## Start

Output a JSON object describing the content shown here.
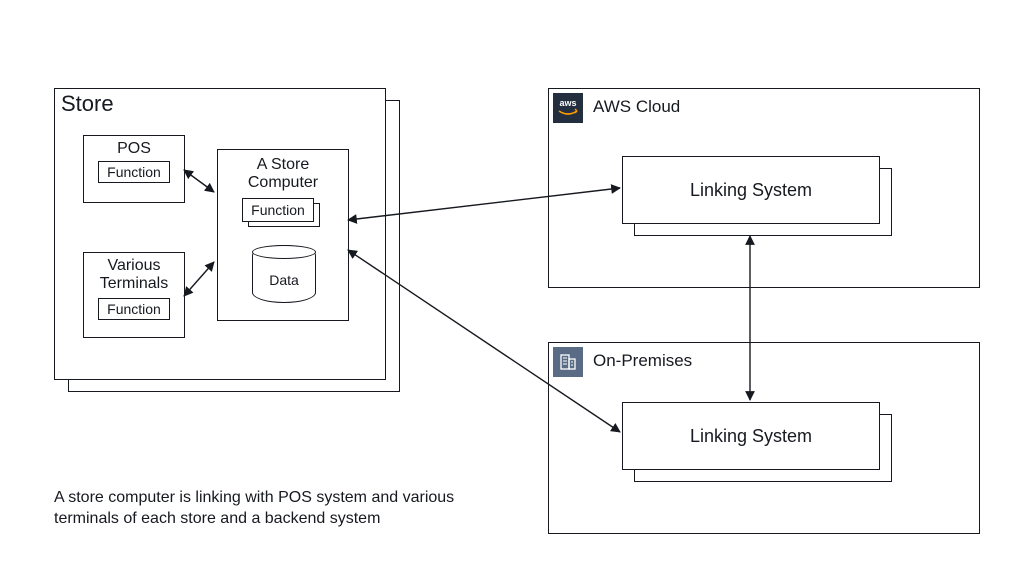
{
  "store": {
    "title": "Store",
    "pos": {
      "title": "POS",
      "function": "Function"
    },
    "terminals": {
      "title": "Various\nTerminals",
      "function": "Function"
    },
    "computer": {
      "title": "A Store\nComputer",
      "function": "Function",
      "data": "Data"
    }
  },
  "cloud": {
    "icon_text": "aws",
    "title": "AWS Cloud",
    "linking": "Linking System"
  },
  "onprem": {
    "title": "On-Premises",
    "linking": "Linking System"
  },
  "caption": "A store computer is linking with POS system and various terminals of each store and a backend system"
}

## End

(WHAT YOU HAVE TO DO) Go through the entries above and output them exactly, without pictures.

(CORRECT RESULT)
Output a JSON object describing the content shown here.
{
  "store": {
    "title": "Store",
    "pos": {
      "title": "POS",
      "function": "Function"
    },
    "terminals": {
      "title": "Various\nTerminals",
      "function": "Function"
    },
    "computer": {
      "title": "A Store\nComputer",
      "function": "Function",
      "data": "Data"
    }
  },
  "cloud": {
    "icon_text": "aws",
    "title": "AWS Cloud",
    "linking": "Linking System"
  },
  "onprem": {
    "title": "On-Premises",
    "linking": "Linking System"
  },
  "caption": "A store computer is linking with POS system and various terminals of each store and a backend system"
}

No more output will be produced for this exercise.